Records from a data collection
----
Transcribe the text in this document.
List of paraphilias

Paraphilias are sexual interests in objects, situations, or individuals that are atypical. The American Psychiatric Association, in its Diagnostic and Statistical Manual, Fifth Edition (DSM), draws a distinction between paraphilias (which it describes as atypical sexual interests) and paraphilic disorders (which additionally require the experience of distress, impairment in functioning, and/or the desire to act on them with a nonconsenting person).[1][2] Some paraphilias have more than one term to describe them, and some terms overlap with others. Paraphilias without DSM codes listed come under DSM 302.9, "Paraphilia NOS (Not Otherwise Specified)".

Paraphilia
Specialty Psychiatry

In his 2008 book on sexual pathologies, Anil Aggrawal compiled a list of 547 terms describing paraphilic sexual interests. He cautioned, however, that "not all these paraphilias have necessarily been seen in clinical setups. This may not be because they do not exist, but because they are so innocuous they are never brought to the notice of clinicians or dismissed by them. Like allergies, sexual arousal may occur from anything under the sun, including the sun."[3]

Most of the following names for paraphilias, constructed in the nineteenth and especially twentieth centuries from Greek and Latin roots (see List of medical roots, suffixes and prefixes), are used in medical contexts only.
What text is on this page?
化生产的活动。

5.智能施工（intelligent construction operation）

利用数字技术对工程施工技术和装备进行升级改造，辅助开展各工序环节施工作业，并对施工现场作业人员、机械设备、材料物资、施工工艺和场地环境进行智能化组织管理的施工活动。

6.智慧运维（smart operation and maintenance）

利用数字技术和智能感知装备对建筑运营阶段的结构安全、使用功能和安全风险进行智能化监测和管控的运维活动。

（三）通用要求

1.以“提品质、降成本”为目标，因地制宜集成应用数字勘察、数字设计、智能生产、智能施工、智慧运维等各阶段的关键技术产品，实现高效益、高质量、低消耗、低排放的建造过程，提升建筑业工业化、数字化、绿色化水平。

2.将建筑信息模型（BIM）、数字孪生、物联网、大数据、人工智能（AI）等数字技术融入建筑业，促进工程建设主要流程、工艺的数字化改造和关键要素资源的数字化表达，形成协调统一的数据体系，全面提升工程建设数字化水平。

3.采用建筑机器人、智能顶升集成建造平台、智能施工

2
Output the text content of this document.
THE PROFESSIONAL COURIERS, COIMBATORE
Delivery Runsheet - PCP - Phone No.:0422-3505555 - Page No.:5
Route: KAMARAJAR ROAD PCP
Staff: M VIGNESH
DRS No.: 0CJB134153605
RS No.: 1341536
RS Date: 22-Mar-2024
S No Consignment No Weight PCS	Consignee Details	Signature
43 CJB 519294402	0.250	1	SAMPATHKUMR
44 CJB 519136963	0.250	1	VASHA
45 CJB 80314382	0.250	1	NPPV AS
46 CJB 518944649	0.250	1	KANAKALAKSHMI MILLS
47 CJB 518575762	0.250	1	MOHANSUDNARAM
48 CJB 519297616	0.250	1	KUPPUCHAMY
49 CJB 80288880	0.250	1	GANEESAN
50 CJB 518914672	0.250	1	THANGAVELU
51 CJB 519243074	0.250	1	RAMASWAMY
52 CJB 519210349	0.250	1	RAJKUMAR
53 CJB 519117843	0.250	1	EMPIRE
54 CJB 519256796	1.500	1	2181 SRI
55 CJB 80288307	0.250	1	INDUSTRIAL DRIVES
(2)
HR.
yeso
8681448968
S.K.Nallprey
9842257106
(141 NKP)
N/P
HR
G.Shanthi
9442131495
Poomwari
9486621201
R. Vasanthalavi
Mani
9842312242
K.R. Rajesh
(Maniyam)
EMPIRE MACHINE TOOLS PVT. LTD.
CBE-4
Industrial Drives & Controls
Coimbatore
----
» Short problem: Output the listing above word for word.

» Answer:
Transcribe the text in this document.
List of paraphilias

Paraphilias are sexual interests in objects, situations, or individuals that are atypical. The American Psychiatric Association, in its Diagnostic and Statistical Manual, Fifth Edition (DSM), draws a distinction between paraphilias (which it describes as atypical sexual interests) and paraphilic disorders (which additionally require the experience of distress, impairment in functioning, and/or the desire to act on them with a nonconsenting person).[1][2] Some paraphilias have more than one term to describe them, and some terms overlap with others. Paraphilias without DSM codes listed come under DSM 302.9, "Paraphilia NOS (Not Otherwise Specified)".

Paraphilia
Specialty Psychiatry

In his 2008 book on sexual pathologies, Anil Aggrawal compiled a list of 547 terms describing paraphilic sexual interests. He cautioned, however, that "not all these paraphilias have necessarily been seen in clinical setups. This may not be because they do not exist, but because they are so innocuous they are never brought to the notice of clinicians or dismissed by them. Like allergies, sexual arousal may occur from anything under the sun, including the sun."[3]

Most of the following names for paraphilias, constructed in the nineteenth and especially twentieth centuries from Greek and Latin roots (see List of medical roots, suffixes and prefixes), are used in medical contexts only.
What text is on this page?
化生产的活动。

5.智能施工（intelligent construction operation）

利用数字技术对工程施工技术和装备进行升级改造，辅助开展各工序环节施工作业，并对施工现场作业人员、机械设备、材料物资、施工工艺和场地环境进行智能化组织管理的施工活动。

6.智慧运维（smart operation and maintenance）

利用数字技术和智能感知装备对建筑运营阶段的结构安全、使用功能和安全风险进行智能化监测和管控的运维活动。

（三）通用要求

1.以“提品质、降成本”为目标，因地制宜集成应用数字勘察、数字设计、智能生产、智能施工、智慧运维等各阶段的关键技术产品，实现高效益、高质量、低消耗、低排放的建造过程，提升建筑业工业化、数字化、绿色化水平。

2.将建筑信息模型（BIM）、数字孪生、物联网、大数据、人工智能（AI）等数字技术融入建筑业，促进工程建设主要流程、工艺的数字化改造和关键要素资源的数字化表达，形成协调统一的数据体系，全面提升工程建设数字化水平。

3.采用建筑机器人、智能顶升集成建造平台、智能施工

2
Output the text content of this document.
THE PROFESSIONAL COURIERS, COIMBATORE
Delivery Runsheet - PCP - Phone No.:0422-3505555 - Page No.:5
Route: KAMARAJAR ROAD PCP
Staff: M VIGNESH
DRS No.: 0CJB134153605
RS No.: 1341536
RS Date: 22-Mar-2024
S No Consignment No Weight PCS	Consignee Details	Signature
43 CJB 519294402	0.250	1	SAMPATHKUMR
44 CJB 519136963	0.250	1	VASHA
45 CJB 80314382	0.250	1	NPPV AS
46 CJB 518944649	0.250	1	KANAKALAKSHMI MILLS
47 CJB 518575762	0.250	1	MOHANSUDNARAM
48 CJB 519297616	0.250	1	KUPPUCHAMY
49 CJB 80288880	0.250	1	GANEESAN
50 CJB 518914672	0.250	1	THANGAVELU
51 CJB 519243074	0.250	1	RAMASWAMY
52 CJB 519210349	0.250	1	RAJKUMAR
53 CJB 519117843	0.250	1	EMPIRE
54 CJB 519256796	1.500	1	2181 SRI
55 CJB 80288307	0.250	1	INDUSTRIAL DRIVES
(2)
HR.
yeso
8681448968
S.K.Nallprey
9842257106
(141 NKP)
N/P
HR
G.Shanthi
9442131495
Poomwari
9486621201
R. Vasanthalavi
Mani
9842312242
K.R. Rajesh
(Maniyam)
EMPIRE MACHINE TOOLS PVT. LTD.
CBE-4
Industrial Drives & Controls
Coimbatore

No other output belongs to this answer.